(Material to process)
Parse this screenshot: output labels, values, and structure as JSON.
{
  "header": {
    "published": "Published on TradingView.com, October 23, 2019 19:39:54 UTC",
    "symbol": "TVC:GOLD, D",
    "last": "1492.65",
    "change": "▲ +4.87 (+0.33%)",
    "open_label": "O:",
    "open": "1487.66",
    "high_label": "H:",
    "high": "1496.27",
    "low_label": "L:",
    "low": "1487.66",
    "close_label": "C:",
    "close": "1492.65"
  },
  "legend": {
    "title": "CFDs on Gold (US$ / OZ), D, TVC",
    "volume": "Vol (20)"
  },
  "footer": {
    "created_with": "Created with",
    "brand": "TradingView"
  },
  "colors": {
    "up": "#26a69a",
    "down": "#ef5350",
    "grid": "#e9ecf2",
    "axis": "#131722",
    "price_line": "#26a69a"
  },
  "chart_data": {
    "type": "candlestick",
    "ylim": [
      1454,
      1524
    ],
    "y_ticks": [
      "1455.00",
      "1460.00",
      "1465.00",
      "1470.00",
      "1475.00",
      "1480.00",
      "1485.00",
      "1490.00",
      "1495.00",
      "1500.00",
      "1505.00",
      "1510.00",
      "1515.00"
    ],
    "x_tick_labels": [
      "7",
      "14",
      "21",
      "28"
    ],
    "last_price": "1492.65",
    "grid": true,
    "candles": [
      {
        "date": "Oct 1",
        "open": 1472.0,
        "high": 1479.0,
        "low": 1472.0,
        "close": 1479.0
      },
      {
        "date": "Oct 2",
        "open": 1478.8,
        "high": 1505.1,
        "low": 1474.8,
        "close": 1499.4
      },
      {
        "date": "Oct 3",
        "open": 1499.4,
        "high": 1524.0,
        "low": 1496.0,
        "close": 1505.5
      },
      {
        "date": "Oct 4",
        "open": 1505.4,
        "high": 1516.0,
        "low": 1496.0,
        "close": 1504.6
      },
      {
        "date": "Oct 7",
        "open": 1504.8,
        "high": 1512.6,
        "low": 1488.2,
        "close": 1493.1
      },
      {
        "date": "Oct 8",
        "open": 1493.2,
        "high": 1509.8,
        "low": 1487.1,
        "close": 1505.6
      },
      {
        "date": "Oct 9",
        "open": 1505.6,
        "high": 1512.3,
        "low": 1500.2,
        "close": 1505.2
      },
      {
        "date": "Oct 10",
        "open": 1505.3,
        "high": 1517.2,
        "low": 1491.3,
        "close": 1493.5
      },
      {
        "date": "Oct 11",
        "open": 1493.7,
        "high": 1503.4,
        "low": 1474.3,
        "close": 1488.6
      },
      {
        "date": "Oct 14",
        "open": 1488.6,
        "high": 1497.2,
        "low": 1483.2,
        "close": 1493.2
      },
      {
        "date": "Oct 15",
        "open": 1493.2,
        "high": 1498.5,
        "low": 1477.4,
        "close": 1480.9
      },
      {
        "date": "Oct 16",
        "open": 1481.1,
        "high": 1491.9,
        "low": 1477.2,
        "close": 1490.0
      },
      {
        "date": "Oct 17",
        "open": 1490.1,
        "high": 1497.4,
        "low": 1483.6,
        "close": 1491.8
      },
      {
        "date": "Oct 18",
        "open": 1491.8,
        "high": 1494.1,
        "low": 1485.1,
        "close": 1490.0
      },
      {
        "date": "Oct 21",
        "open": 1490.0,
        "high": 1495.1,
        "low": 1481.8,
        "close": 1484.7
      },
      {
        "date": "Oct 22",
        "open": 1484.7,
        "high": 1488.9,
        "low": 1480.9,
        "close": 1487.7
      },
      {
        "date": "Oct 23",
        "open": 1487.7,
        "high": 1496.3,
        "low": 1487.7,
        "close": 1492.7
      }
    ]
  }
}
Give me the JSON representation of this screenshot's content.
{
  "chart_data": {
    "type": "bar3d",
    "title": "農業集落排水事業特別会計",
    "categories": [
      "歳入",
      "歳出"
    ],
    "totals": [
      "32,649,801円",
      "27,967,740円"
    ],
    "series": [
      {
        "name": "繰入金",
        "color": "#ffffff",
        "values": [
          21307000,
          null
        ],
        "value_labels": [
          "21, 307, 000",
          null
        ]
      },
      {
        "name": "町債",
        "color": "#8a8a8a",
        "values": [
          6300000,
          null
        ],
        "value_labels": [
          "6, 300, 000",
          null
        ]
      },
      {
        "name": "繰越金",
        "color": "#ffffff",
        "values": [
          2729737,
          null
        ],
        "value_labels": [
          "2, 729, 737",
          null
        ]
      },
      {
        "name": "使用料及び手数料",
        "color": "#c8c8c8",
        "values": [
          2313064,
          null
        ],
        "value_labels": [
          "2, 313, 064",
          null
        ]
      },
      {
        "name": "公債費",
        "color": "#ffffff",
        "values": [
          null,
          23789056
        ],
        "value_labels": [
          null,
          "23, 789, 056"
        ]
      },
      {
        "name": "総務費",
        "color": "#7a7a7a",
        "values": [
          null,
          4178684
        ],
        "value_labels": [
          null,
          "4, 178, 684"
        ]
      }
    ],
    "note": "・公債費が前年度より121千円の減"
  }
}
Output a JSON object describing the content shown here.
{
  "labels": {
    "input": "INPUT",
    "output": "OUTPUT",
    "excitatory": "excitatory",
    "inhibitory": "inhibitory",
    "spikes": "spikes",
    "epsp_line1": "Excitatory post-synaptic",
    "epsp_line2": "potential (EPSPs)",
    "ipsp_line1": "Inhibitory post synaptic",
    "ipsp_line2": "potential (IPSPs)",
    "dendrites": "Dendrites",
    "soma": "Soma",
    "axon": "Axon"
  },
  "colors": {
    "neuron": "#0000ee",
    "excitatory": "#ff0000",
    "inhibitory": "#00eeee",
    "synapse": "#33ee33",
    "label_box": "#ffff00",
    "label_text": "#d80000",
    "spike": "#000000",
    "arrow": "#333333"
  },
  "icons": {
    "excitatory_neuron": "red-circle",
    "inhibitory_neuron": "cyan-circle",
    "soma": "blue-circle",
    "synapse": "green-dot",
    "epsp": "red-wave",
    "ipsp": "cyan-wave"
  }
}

(Exercise goal) Lines containing the word "potential" must all be returned from the material above.

(Full response)
    "epsp_line2": "potential (EPSPs)",
    "ipsp_line2": "potential (IPSPs)",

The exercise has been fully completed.